* START Recorded information *

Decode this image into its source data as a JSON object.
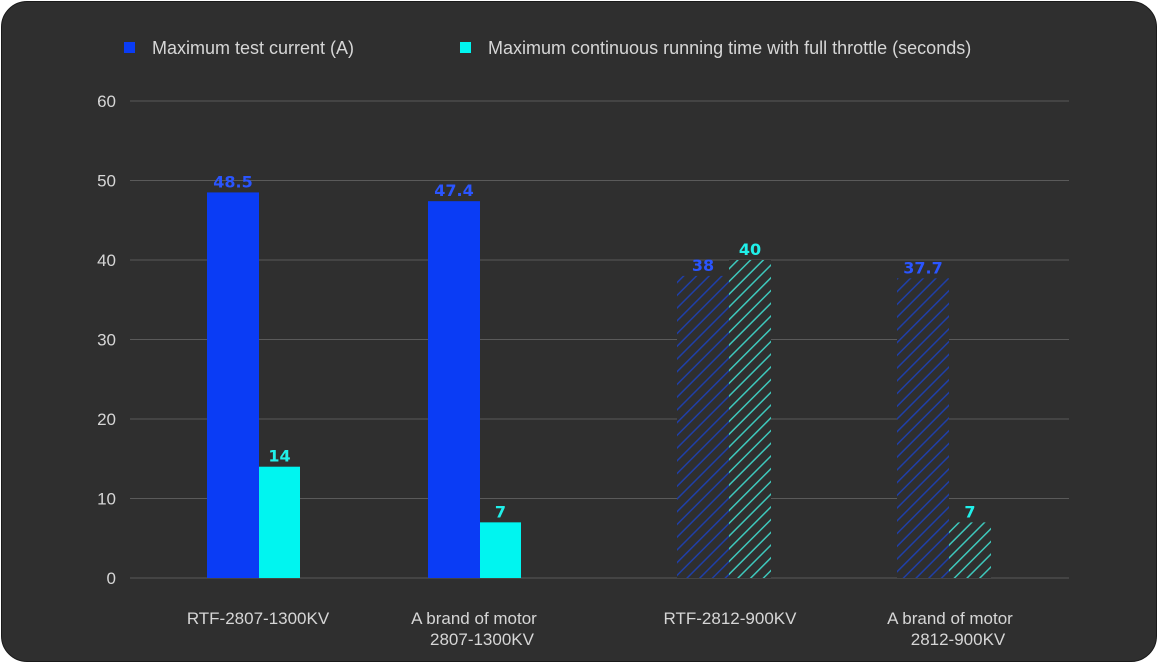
{
  "chart_data": {
    "type": "bar",
    "categories": [
      [
        "RTF-2807-1300KV"
      ],
      [
        "A brand of motor",
        "2807-1300KV"
      ],
      [
        "RTF-2812-900KV"
      ],
      [
        "A brand of motor",
        "2812-900KV"
      ]
    ],
    "series": [
      {
        "name": "Maximum test current (A)",
        "values": [
          48.5,
          47.4,
          38,
          37.7
        ],
        "color": "#0a3cf5"
      },
      {
        "name": "Maximum continuous running time with full throttle (seconds)",
        "values": [
          14,
          7,
          40,
          7
        ],
        "color": "#00f5f0"
      }
    ],
    "value_labels": [
      [
        "48.5",
        "47.4",
        "38",
        "37.7"
      ],
      [
        "14",
        "7",
        "40",
        "7"
      ]
    ],
    "hatched_categories": [
      2,
      3
    ],
    "ylim": [
      0,
      60
    ],
    "yticks": [
      0,
      10,
      20,
      30,
      40,
      50,
      60
    ],
    "grid": true,
    "legend_position": "top"
  }
}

* END Recorded information *

→ **Exercise directions**
Without including any pictures, print all of the material exactly as given.

→ **Exercise result**
Decode this image into its source data as a JSON object.
{
  "chart_data": {
    "type": "bar",
    "categories": [
      [
        "RTF-2807-1300KV"
      ],
      [
        "A brand of motor",
        "2807-1300KV"
      ],
      [
        "RTF-2812-900KV"
      ],
      [
        "A brand of motor",
        "2812-900KV"
      ]
    ],
    "series": [
      {
        "name": "Maximum test current (A)",
        "values": [
          48.5,
          47.4,
          38,
          37.7
        ],
        "color": "#0a3cf5"
      },
      {
        "name": "Maximum continuous running time with full throttle (seconds)",
        "values": [
          14,
          7,
          40,
          7
        ],
        "color": "#00f5f0"
      }
    ],
    "value_labels": [
      [
        "48.5",
        "47.4",
        "38",
        "37.7"
      ],
      [
        "14",
        "7",
        "40",
        "7"
      ]
    ],
    "hatched_categories": [
      2,
      3
    ],
    "ylim": [
      0,
      60
    ],
    "yticks": [
      0,
      10,
      20,
      30,
      40,
      50,
      60
    ],
    "grid": true,
    "legend_position": "top"
  }
}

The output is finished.